§ Problem description: In the listing that follows, count each line containing the string "ylabel" and report only the count.

+--

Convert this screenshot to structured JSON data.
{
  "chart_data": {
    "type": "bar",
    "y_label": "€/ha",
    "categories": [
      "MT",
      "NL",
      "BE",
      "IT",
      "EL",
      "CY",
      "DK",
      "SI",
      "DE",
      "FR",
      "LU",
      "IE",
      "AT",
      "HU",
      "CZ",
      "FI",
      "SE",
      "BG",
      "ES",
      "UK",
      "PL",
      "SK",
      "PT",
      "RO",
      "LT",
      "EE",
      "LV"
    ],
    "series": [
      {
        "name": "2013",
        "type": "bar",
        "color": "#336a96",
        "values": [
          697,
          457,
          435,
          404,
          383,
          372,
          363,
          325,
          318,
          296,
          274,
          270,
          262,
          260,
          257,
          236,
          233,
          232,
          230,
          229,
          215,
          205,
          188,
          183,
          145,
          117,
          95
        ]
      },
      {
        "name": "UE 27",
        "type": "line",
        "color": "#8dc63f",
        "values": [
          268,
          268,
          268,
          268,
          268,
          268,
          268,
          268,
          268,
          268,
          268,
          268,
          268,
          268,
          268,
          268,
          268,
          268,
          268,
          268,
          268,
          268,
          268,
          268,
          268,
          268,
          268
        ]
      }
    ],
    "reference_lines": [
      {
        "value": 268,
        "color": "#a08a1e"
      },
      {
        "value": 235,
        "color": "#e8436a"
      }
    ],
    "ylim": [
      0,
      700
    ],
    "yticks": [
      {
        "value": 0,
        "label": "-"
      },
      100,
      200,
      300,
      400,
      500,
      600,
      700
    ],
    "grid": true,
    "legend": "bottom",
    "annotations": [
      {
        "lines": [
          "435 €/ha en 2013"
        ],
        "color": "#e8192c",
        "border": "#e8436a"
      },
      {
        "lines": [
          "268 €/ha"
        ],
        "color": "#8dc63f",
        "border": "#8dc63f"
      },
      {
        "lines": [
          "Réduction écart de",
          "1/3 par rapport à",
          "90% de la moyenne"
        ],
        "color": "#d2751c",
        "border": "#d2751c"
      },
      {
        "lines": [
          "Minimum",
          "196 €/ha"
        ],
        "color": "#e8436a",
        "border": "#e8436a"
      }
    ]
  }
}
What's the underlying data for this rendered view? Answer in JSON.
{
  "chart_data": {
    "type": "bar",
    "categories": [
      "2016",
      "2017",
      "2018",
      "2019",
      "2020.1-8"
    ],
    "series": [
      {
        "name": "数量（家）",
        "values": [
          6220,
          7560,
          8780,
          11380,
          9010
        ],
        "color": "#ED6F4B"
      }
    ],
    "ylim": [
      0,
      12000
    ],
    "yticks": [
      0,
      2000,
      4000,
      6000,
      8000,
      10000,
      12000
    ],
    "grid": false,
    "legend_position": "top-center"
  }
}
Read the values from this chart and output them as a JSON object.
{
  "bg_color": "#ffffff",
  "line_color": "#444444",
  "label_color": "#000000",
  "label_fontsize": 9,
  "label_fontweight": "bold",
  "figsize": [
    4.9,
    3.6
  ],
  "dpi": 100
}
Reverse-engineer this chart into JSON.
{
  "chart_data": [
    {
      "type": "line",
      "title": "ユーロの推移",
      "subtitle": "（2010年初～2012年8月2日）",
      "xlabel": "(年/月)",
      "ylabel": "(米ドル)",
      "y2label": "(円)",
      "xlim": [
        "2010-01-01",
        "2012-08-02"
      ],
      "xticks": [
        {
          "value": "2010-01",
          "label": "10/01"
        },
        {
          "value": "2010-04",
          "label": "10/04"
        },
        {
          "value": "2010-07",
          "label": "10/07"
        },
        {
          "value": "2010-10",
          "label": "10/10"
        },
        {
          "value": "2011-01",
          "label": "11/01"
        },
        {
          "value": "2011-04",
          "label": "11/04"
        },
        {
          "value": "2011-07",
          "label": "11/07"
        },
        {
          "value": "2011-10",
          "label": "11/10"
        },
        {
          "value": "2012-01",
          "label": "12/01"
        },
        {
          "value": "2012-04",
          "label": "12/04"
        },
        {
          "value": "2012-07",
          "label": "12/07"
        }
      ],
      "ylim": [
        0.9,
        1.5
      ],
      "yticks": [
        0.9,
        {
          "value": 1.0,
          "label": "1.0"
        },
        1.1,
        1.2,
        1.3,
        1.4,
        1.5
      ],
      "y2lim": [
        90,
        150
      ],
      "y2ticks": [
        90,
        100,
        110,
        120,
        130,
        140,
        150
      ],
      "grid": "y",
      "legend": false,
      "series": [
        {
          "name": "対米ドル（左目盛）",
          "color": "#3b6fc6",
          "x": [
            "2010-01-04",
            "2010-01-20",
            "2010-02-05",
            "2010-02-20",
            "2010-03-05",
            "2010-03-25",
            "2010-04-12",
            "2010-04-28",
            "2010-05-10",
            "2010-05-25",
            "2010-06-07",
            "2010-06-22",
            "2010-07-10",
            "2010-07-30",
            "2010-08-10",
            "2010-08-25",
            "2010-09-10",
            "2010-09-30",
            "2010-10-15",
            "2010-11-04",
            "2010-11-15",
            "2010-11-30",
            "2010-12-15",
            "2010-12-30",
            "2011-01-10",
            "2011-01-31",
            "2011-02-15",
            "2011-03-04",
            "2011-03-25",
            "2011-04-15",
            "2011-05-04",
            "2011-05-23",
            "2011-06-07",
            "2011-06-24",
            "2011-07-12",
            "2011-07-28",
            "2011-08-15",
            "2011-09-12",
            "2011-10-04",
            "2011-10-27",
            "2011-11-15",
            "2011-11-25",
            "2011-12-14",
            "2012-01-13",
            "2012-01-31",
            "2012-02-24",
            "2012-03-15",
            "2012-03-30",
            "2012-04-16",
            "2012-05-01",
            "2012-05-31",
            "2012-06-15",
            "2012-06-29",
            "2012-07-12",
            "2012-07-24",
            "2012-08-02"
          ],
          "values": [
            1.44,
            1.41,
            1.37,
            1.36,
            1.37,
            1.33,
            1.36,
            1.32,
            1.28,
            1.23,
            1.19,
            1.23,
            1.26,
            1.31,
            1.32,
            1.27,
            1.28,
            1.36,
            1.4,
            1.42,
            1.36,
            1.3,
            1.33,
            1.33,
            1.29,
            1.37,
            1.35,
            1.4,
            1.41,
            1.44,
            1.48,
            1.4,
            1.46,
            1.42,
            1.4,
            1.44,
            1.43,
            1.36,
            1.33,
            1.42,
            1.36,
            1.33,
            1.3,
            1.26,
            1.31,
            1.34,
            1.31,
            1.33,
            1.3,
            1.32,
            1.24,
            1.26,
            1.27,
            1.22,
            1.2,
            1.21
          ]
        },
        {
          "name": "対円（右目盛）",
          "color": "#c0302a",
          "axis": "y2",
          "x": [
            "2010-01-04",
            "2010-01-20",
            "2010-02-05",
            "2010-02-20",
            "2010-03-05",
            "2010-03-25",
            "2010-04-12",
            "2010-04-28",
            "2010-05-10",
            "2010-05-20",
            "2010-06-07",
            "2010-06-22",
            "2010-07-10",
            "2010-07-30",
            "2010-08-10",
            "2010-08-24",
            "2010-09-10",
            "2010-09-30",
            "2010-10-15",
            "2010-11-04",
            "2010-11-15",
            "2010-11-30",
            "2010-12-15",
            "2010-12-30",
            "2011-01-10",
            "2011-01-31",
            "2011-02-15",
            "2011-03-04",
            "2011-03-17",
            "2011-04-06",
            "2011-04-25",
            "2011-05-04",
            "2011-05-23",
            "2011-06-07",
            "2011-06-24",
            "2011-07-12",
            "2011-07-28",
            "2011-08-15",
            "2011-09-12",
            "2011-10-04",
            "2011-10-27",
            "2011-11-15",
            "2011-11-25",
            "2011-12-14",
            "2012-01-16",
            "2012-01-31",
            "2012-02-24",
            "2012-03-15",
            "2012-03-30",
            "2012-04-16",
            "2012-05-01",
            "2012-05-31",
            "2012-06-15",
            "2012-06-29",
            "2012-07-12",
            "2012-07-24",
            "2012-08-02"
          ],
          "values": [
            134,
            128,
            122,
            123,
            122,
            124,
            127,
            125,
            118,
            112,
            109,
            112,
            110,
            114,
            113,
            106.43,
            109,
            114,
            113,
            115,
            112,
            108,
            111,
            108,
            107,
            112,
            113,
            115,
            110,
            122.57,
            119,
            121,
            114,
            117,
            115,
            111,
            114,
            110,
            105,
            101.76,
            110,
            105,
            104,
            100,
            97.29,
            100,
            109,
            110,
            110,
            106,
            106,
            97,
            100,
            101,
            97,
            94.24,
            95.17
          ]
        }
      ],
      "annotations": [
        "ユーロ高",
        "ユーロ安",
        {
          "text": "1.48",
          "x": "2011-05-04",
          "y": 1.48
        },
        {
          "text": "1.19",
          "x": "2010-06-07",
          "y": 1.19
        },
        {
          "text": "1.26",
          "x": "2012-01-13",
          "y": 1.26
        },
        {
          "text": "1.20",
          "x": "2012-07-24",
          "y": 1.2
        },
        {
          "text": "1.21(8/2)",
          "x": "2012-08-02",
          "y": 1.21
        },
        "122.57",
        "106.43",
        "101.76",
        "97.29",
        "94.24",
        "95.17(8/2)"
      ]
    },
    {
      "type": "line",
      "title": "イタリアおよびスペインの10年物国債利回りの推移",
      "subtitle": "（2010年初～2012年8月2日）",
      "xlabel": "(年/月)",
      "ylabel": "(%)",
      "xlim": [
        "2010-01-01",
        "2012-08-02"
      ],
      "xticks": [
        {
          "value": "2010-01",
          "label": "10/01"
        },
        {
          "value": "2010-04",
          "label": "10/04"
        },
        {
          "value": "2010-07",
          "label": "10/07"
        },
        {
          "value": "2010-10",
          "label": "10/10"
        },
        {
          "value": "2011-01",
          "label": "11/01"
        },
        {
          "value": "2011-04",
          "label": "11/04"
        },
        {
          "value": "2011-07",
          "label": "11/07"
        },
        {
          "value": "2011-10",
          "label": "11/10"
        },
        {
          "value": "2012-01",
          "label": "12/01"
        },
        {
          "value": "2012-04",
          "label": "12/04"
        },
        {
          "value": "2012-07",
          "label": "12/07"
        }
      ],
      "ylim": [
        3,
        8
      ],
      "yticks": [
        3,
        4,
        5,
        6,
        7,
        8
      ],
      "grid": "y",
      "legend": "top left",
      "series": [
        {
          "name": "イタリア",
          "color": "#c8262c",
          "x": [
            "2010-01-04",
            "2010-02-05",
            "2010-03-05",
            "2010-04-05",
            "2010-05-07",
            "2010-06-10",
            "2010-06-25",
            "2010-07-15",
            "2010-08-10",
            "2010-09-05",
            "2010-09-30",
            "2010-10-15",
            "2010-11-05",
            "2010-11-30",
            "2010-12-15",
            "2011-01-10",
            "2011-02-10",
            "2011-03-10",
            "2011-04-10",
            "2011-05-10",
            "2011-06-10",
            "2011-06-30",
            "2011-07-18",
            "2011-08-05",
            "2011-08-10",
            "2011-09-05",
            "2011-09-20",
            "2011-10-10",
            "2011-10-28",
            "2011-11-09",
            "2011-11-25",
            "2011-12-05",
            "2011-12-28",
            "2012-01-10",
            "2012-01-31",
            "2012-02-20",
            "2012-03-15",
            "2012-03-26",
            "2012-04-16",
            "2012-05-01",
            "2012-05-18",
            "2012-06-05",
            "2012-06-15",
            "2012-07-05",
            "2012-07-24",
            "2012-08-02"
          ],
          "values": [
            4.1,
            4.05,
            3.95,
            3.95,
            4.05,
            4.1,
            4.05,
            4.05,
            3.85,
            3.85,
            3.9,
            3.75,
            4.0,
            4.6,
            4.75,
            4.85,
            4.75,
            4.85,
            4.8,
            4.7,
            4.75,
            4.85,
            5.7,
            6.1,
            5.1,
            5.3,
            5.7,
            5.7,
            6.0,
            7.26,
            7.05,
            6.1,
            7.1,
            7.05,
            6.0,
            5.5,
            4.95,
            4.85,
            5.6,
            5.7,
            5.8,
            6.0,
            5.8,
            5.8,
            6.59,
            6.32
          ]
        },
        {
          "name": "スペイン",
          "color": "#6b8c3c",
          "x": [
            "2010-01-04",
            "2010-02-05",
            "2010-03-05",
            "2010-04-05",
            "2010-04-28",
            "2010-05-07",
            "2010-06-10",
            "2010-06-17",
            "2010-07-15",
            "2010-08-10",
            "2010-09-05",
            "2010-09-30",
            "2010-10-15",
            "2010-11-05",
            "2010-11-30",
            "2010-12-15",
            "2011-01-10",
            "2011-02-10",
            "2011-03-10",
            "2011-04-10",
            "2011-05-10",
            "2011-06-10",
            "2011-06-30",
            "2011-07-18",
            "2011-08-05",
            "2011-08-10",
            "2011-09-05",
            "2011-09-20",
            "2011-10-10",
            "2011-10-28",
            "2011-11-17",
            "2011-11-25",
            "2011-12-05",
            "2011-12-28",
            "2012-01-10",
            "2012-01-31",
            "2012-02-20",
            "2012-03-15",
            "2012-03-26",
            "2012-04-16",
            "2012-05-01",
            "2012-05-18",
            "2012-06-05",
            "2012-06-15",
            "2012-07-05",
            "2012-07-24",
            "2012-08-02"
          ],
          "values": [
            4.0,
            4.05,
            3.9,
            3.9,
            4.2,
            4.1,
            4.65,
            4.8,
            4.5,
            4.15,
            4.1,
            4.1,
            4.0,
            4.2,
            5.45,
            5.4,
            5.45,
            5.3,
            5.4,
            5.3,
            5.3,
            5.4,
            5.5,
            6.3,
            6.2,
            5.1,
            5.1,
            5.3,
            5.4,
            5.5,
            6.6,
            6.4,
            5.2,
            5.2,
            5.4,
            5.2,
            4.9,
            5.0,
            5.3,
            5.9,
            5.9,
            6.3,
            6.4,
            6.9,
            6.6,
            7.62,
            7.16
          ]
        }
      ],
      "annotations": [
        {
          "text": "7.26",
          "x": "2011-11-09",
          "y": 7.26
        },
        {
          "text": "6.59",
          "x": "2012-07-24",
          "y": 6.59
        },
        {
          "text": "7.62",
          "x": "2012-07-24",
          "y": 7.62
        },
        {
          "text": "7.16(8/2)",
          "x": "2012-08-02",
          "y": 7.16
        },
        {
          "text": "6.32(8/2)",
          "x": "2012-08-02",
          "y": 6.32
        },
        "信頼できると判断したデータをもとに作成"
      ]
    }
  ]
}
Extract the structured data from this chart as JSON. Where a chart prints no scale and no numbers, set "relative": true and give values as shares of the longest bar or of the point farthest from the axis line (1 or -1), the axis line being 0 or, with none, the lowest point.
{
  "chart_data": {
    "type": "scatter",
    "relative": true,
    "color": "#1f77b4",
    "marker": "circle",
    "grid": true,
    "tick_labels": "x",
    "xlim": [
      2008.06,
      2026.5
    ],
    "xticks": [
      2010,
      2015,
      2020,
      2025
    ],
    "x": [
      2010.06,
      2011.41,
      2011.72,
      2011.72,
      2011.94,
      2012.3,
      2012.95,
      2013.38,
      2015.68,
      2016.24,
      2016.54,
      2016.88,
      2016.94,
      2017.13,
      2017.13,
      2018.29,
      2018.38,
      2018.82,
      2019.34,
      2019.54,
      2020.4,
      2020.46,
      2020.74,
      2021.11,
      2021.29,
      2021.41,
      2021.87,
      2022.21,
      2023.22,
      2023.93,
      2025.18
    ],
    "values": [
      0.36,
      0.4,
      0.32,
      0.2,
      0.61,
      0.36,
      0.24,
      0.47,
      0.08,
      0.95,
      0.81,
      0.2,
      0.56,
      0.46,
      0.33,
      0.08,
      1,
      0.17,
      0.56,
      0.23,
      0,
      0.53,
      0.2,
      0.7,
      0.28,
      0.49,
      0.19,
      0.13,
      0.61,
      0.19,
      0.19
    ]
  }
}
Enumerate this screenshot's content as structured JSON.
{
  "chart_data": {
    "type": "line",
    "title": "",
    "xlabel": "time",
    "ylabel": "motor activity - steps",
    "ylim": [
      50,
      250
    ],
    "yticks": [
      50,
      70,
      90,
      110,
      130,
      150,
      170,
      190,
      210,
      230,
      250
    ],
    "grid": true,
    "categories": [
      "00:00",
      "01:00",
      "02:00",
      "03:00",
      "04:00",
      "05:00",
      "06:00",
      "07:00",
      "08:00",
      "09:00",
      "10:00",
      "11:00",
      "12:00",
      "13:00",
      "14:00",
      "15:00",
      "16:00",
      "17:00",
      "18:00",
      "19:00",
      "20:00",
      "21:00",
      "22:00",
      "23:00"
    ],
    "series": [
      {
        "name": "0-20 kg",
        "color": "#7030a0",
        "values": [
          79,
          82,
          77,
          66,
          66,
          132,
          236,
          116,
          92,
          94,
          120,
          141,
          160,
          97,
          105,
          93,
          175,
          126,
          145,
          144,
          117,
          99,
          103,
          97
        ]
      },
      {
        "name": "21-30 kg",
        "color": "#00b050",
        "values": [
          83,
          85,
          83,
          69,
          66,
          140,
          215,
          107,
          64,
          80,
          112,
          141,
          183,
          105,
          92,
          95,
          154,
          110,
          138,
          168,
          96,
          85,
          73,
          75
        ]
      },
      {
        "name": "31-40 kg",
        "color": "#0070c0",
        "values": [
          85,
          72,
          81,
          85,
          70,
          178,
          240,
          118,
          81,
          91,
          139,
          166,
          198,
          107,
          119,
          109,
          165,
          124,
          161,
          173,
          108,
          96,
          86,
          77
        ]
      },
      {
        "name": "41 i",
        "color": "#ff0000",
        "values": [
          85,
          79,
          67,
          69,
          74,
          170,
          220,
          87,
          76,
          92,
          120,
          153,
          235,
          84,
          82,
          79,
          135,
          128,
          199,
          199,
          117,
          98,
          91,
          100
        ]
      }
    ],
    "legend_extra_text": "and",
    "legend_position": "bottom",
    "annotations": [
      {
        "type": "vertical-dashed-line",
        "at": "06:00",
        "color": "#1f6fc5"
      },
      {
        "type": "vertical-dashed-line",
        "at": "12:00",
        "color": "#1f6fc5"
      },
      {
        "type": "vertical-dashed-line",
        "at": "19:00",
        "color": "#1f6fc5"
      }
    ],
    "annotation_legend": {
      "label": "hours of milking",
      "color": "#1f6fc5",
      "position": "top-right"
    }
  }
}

+--

§ Task result: 3